## EXERCISE
Find every line below that contains the word "time" and copy it out.

[Stored entries]
──────────

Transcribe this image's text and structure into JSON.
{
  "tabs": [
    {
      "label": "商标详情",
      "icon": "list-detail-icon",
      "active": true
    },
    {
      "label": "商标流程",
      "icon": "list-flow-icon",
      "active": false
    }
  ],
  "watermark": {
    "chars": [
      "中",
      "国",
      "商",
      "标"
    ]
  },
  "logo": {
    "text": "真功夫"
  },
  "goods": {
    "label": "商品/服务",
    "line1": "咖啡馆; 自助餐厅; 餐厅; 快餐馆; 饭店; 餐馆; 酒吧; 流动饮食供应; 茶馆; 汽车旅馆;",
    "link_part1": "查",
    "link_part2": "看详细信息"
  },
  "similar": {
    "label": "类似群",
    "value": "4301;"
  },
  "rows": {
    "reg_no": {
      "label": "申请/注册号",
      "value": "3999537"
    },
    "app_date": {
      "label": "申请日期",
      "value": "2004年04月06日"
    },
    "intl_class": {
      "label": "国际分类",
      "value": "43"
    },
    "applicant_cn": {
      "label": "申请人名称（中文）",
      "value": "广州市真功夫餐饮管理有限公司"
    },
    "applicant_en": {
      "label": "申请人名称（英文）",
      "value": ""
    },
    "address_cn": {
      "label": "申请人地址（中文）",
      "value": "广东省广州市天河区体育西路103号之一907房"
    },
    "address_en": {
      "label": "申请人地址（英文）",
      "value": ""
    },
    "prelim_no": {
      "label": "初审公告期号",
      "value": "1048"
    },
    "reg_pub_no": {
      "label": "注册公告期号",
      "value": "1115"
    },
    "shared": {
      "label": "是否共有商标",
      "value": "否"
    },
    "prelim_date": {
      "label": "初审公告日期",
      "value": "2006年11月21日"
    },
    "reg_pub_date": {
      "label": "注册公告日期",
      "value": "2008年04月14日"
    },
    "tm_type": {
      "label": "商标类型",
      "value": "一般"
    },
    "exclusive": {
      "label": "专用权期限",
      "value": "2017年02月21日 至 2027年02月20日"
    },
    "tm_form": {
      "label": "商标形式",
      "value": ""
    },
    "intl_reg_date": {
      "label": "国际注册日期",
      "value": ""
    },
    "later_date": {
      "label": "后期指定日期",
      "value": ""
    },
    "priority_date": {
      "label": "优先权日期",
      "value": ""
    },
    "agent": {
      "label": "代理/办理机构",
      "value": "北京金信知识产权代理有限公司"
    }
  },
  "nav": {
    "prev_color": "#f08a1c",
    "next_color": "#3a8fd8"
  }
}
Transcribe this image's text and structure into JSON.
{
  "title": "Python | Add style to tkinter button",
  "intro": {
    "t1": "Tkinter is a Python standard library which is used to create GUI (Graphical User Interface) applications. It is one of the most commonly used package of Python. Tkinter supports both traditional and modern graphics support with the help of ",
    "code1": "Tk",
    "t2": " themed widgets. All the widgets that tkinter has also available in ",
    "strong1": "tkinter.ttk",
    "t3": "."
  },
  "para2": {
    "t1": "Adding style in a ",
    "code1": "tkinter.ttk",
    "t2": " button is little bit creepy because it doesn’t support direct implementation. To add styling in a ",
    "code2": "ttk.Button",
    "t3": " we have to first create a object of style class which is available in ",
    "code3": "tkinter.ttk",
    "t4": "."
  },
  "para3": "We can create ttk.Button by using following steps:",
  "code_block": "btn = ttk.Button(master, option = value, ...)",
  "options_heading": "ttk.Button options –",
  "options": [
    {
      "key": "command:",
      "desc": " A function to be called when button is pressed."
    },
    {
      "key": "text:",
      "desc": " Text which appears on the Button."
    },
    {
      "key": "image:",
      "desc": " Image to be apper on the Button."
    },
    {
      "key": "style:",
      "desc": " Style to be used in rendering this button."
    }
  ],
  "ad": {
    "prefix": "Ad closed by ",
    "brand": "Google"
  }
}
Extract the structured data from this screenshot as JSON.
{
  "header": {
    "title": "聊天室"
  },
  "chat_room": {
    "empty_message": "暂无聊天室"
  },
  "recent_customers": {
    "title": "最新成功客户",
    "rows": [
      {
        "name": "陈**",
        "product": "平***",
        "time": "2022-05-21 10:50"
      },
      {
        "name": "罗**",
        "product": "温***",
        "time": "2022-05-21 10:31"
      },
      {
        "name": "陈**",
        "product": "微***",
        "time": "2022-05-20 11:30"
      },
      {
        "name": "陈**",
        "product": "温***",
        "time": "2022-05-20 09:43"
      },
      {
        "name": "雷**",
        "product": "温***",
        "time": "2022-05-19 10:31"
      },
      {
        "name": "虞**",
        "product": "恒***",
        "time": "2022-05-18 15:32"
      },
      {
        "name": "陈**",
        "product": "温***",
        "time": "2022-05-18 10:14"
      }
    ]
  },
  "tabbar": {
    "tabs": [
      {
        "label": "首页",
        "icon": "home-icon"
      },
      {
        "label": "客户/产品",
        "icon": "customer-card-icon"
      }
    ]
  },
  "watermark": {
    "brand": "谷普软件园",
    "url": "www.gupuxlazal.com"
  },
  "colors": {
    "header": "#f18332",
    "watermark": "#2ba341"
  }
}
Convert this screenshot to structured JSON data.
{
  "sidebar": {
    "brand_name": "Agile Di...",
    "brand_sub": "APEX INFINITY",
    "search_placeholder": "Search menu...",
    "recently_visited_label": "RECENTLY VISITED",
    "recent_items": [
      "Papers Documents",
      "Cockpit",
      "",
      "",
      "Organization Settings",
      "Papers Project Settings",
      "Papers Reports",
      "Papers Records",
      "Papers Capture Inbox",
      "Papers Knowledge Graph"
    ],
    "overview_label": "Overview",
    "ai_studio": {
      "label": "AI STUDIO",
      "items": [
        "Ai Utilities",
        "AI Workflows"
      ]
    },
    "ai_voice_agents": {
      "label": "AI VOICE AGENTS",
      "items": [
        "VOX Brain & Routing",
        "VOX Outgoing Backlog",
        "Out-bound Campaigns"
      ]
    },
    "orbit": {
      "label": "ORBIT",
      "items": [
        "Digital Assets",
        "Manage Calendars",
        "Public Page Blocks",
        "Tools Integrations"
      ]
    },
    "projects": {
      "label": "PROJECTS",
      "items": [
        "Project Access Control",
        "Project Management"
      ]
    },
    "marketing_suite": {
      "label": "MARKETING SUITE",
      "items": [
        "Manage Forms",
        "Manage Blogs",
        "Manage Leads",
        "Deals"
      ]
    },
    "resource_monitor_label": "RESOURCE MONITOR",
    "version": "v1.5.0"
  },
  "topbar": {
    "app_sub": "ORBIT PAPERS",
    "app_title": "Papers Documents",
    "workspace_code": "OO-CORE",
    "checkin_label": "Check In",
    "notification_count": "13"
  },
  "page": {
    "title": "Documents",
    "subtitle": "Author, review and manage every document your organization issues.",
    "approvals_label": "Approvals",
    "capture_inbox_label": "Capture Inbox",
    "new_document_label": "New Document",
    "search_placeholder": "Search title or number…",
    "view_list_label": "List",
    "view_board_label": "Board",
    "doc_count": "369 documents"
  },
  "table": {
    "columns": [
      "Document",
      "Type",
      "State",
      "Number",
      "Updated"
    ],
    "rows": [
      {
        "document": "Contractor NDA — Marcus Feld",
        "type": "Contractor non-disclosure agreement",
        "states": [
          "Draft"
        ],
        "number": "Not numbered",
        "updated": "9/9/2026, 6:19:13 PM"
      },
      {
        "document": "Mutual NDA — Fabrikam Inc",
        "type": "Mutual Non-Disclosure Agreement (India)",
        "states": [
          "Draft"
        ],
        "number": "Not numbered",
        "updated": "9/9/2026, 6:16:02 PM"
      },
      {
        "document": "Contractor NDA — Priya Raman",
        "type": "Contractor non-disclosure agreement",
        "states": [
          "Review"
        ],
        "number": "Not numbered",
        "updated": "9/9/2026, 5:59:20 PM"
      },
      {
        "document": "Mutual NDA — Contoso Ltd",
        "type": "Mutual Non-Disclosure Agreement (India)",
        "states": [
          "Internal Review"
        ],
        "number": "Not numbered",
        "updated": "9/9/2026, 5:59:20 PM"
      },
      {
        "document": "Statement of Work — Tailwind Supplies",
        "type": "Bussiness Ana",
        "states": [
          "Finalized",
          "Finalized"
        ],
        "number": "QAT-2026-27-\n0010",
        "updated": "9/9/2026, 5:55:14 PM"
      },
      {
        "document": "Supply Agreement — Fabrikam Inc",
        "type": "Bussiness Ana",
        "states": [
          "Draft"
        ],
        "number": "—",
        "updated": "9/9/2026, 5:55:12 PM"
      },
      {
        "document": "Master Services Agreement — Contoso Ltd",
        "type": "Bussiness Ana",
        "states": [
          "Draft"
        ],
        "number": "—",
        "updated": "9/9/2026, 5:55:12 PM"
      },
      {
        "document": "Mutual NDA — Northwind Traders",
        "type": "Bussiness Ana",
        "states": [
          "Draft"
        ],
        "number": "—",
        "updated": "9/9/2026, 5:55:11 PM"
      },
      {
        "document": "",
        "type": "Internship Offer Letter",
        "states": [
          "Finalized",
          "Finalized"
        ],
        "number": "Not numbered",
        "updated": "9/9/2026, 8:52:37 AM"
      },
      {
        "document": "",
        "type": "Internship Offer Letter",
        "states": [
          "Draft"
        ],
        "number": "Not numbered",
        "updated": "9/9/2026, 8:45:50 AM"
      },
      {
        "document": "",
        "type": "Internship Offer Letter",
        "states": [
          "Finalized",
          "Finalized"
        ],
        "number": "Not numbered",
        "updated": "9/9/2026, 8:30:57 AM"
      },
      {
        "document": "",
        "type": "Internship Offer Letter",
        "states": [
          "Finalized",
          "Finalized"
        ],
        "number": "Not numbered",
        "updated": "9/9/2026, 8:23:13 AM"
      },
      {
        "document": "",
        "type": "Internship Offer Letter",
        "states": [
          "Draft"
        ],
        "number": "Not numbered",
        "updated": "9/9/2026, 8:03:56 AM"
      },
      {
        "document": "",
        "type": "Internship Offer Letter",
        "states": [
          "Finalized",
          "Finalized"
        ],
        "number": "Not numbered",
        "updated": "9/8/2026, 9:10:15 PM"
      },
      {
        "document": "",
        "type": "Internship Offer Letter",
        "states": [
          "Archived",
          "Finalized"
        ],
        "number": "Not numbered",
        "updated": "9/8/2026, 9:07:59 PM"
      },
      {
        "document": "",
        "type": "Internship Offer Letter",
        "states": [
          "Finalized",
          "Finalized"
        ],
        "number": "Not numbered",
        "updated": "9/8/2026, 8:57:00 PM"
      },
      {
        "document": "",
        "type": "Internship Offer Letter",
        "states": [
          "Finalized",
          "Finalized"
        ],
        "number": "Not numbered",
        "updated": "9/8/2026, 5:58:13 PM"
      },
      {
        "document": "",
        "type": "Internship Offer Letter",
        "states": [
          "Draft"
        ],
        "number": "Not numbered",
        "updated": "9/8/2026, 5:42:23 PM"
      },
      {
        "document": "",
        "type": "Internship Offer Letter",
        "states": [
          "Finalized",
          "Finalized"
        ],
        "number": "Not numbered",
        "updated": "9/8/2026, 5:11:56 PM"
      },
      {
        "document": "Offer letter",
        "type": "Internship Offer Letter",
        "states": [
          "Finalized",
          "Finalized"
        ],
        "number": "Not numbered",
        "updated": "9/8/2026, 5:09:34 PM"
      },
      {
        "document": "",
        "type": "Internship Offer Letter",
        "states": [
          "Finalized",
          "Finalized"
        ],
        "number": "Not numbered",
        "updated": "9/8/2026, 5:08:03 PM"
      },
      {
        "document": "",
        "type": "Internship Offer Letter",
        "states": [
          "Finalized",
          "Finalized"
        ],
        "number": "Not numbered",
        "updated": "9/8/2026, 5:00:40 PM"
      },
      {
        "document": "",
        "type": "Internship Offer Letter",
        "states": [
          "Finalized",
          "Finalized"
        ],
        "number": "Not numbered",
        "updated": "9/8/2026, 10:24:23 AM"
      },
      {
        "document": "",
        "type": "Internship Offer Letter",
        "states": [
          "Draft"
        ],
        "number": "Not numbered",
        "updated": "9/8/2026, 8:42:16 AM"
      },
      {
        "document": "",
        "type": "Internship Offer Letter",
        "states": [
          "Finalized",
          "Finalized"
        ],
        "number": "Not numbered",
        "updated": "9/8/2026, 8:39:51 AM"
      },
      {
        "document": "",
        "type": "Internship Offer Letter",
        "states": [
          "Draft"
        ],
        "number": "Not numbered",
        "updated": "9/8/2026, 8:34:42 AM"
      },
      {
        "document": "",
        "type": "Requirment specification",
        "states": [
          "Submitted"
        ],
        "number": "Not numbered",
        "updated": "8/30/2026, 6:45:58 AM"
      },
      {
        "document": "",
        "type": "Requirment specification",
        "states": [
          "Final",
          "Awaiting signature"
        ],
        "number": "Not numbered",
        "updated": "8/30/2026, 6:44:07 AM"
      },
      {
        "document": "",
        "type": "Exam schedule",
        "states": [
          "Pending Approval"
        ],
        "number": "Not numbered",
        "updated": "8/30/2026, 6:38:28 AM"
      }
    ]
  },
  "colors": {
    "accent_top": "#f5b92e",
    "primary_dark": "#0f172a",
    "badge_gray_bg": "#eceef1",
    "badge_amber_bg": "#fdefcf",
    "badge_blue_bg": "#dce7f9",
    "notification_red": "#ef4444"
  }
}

──────────

## RESULT OF THE EXERCISE
        "time": "2022-05-21 10:50"
        "time": "2022-05-21 10:31"
        "time": "2022-05-20 11:30"
        "time": "2022-05-20 09:43"
        "time": "2022-05-19 10:31"
        "time": "2022-05-18 15:32"
        "time": "2022-05-18 10:14"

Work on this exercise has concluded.